Raw data:

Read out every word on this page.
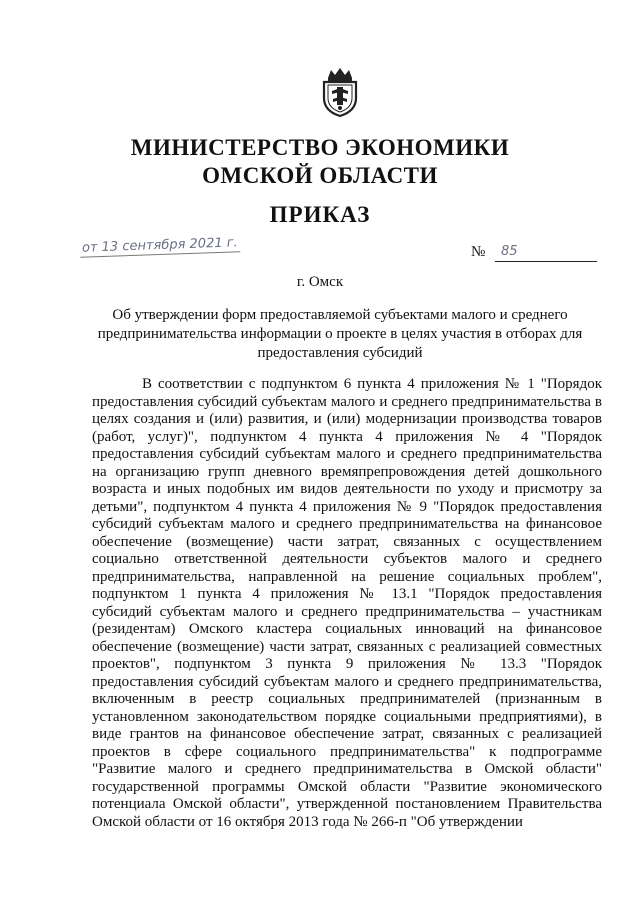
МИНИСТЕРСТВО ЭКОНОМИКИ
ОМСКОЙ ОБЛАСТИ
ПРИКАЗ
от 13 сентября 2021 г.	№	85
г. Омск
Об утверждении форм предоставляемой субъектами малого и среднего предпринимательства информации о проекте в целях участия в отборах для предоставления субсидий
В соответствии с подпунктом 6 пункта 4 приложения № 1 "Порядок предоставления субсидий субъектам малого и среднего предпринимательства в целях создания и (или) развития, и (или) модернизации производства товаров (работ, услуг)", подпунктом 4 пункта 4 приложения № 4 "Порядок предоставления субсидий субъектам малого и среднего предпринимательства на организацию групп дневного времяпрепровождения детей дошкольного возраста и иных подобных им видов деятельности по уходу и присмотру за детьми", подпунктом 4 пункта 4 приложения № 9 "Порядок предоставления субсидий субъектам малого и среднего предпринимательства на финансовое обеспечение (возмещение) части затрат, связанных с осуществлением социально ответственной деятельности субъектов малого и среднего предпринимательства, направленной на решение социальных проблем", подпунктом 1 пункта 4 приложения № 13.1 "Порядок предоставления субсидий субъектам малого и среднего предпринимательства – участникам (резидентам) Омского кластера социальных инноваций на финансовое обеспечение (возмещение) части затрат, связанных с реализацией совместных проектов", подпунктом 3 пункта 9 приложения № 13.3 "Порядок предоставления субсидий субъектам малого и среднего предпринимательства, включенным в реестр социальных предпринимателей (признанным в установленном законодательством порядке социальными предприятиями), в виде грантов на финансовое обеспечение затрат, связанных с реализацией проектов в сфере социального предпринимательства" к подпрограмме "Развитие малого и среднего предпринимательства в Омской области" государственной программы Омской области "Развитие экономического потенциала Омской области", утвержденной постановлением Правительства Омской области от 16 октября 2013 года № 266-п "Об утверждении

---

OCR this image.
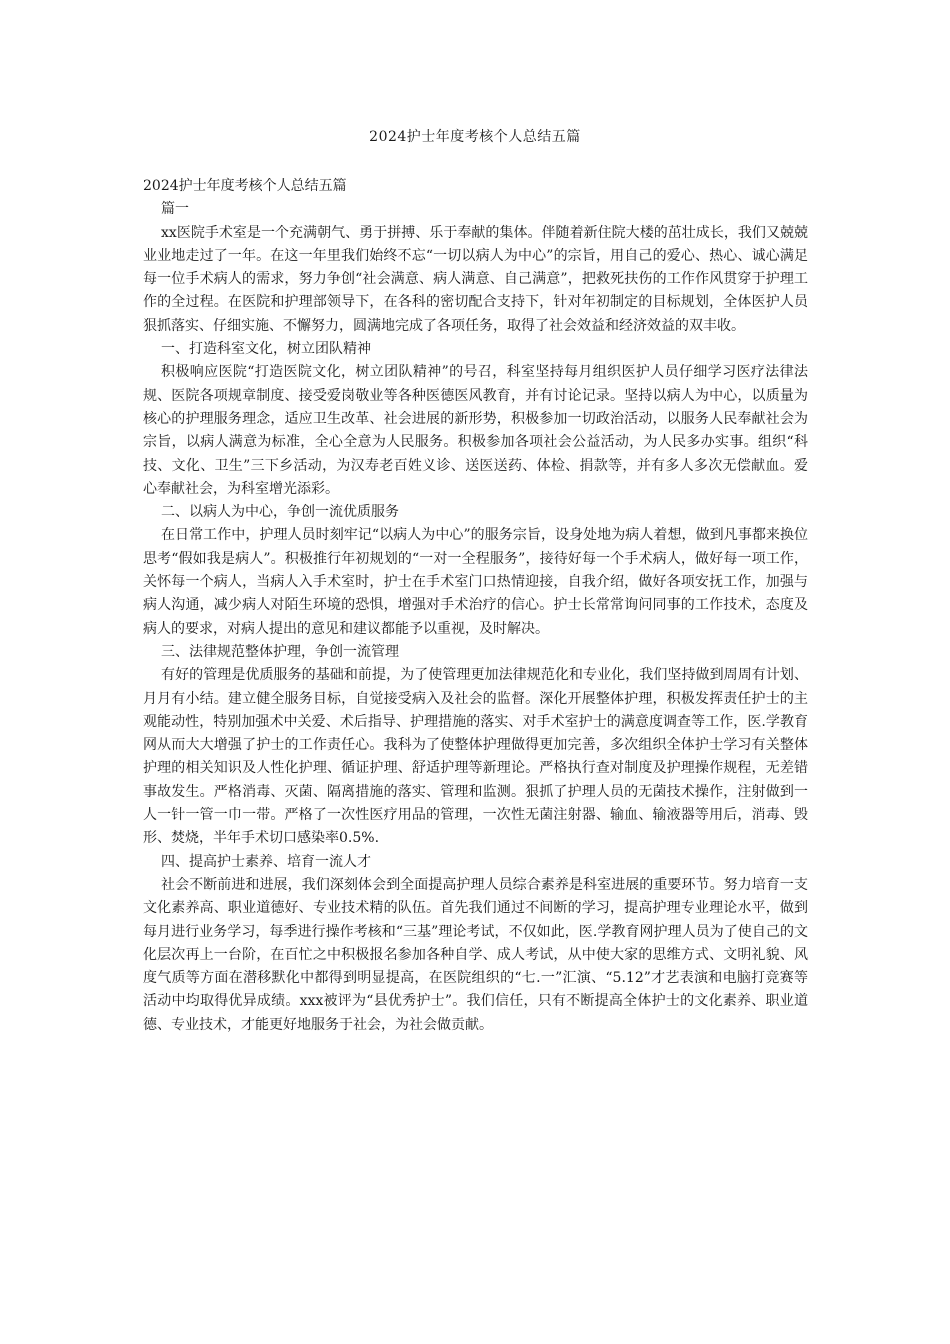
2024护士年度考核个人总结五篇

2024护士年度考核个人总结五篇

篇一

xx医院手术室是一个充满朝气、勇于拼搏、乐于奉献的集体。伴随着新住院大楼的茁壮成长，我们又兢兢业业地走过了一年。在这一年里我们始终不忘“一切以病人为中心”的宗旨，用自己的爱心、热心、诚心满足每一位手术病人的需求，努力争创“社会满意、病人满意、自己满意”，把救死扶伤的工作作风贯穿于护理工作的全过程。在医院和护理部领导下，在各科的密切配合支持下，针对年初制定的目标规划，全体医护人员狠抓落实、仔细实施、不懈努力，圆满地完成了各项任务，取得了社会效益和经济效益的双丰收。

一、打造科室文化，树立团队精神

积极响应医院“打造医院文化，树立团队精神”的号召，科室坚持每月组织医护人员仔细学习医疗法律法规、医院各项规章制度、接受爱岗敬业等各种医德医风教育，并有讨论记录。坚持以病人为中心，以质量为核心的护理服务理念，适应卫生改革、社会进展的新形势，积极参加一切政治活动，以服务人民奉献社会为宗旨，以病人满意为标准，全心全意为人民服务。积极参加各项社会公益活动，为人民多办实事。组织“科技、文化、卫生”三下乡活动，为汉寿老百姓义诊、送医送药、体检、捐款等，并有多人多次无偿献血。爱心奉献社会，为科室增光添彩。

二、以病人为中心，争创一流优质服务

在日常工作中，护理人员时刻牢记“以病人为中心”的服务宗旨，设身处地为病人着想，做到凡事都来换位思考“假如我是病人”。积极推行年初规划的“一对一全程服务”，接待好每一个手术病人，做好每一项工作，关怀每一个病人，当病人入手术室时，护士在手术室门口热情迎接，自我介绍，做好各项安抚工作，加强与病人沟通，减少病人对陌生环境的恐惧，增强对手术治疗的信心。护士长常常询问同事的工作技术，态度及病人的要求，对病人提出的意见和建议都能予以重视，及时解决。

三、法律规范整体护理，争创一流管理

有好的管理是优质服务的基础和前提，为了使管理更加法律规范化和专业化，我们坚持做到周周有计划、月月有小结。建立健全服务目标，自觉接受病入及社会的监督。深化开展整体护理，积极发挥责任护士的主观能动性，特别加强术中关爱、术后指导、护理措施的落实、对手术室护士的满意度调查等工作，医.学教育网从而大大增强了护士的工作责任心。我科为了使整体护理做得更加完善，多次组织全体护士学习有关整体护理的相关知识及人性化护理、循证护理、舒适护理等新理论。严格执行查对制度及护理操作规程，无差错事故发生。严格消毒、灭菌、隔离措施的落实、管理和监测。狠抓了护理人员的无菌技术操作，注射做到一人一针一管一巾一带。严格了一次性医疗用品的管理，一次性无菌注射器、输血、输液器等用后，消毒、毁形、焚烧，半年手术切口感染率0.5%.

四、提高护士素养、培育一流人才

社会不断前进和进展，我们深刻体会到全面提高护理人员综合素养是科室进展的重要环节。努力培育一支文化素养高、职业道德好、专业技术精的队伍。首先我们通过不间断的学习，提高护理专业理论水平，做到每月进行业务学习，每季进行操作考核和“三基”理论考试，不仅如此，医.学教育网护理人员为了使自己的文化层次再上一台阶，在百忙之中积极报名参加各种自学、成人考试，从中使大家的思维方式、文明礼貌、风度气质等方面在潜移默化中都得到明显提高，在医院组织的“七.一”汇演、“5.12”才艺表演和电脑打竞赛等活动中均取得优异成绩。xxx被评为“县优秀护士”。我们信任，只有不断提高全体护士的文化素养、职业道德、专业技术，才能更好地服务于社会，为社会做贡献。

Written instruction: Pick out the lines that have the word "this". Copy them all.

Result of the exercise:
Read out every word on this page.
OCR this image.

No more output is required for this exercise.